Stored data entries:
————

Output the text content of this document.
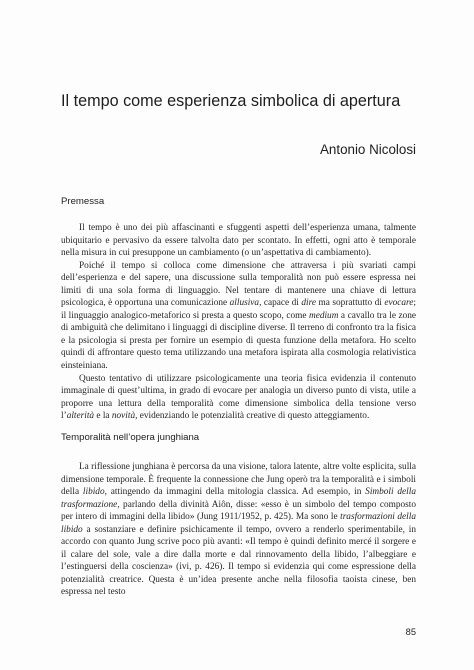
Il tempo come esperienza simbolica di apertura
Antonio Nicolosi
Premessa

Il tempo è uno dei più affascinanti e sfuggenti aspetti dell’esperienza umana, talmente ubiquitario e pervasivo da essere talvolta dato per scontato. In effetti, ogni atto è temporale nella misura in cui presuppone un cambiamento (o un’aspettativa di cambiamento).

Poiché il tempo si colloca come dimensione che attraversa i più svariati campi dell’esperienza e del sapere, una discussione sulla temporalità non può essere espressa nei limiti di una sola forma di linguaggio. Nel tentare di mantenere una chiave di lettura psicologica, è opportuna una comunicazione allusiva, capace di dire ma soprattutto di evocare; il linguaggio analogico-metaforico si presta a questo scopo, come medium a cavallo tra le zone di ambiguità che delimitano i linguaggi di discipline diverse. Il terreno di confronto tra la fisica e la psicologia si presta per fornire un esempio di questa funzione della metafora. Ho scelto quindi di affrontare questo tema utilizzando una metafora ispirata alla cosmologia relativistica einsteiniana.

Questo tentativo di utilizzare psicologicamente una teoria fisica evidenzia il contenuto immaginale di quest’ultima, in grado di evocare per analogia un diverso punto di vista, utile a proporre una lettura della temporalità come dimensione simbolica della tensione verso l’alterità e la novità, evidenziando le potenzialità creative di questo atteggiamento.

Temporalità nell’opera junghiana

La riflessione junghiana è percorsa da una visione, talora latente, altre volte esplicita, sulla dimensione temporale. È frequente la connessione che Jung operò tra la temporalità e i simboli della libido, attingendo da immagini della mitologia classica. Ad esempio, in Simboli della trasformazione, parlando della divinità Aiôn, disse: «esso è un simbolo del tempo composto per intero di immagini della libido» (Jung 1911/1952, p. 425). Ma sono le trasformazioni della libido a sostanziare e definire psichicamente il tempo, ovvero a renderlo sperimentabile, in accordo con quanto Jung scrive poco più avanti: «Il tempo è quindi definito mercé il sorgere e il calare del sole, vale a dire dalla morte e dal rinnovamento della libido, l’albeggiare e l’estinguersi della coscienza» (ivi, p. 426). Il tempo si evidenzia qui come espressione della potenzialità creatrice. Questa è un’idea presente anche nella filosofia taoista cinese, ben espressa nel testo

85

————

DIRECTIONS:
Quote the data exactly, leaving every image out of the copy.

SOLUTION BELOW:
Output the text content of this document.
Il tempo come esperienza simbolica di apertura
Antonio Nicolosi
Premessa

Il tempo è uno dei più affascinanti e sfuggenti aspetti dell’esperienza umana, talmente ubiquitario e pervasivo da essere talvolta dato per scontato. In effetti, ogni atto è temporale nella misura in cui presuppone un cambiamento (o un’aspettativa di cambiamento).

Poiché il tempo si colloca come dimensione che attraversa i più svariati campi dell’esperienza e del sapere, una discussione sulla temporalità non può essere espressa nei limiti di una sola forma di linguaggio. Nel tentare di mantenere una chiave di lettura psicologica, è opportuna una comunicazione allusiva, capace di dire ma soprattutto di evocare; il linguaggio analogico-metaforico si presta a questo scopo, come medium a cavallo tra le zone di ambiguità che delimitano i linguaggi di discipline diverse. Il terreno di confronto tra la fisica e la psicologia si presta per fornire un esempio di questa funzione della metafora. Ho scelto quindi di affrontare questo tema utilizzando una metafora ispirata alla cosmologia relativistica einsteiniana.

Questo tentativo di utilizzare psicologicamente una teoria fisica evidenzia il contenuto immaginale di quest’ultima, in grado di evocare per analogia un diverso punto di vista, utile a proporre una lettura della temporalità come dimensione simbolica della tensione verso l’alterità e la novità, evidenziando le potenzialità creative di questo atteggiamento.

Temporalità nell’opera junghiana

La riflessione junghiana è percorsa da una visione, talora latente, altre volte esplicita, sulla dimensione temporale. È frequente la connessione che Jung operò tra la temporalità e i simboli della libido, attingendo da immagini della mitologia classica. Ad esempio, in Simboli della trasformazione, parlando della divinità Aiôn, disse: «esso è un simbolo del tempo composto per intero di immagini della libido» (Jung 1911/1952, p. 425). Ma sono le trasformazioni della libido a sostanziare e definire psichicamente il tempo, ovvero a renderlo sperimentabile, in accordo con quanto Jung scrive poco più avanti: «Il tempo è quindi definito mercé il sorgere e il calare del sole, vale a dire dalla morte e dal rinnovamento della libido, l’albeggiare e l’estinguersi della coscienza» (ivi, p. 426). Il tempo si evidenzia qui come espressione della potenzialità creatrice. Questa è un’idea presente anche nella filosofia taoista cinese, ben espressa nel testo

85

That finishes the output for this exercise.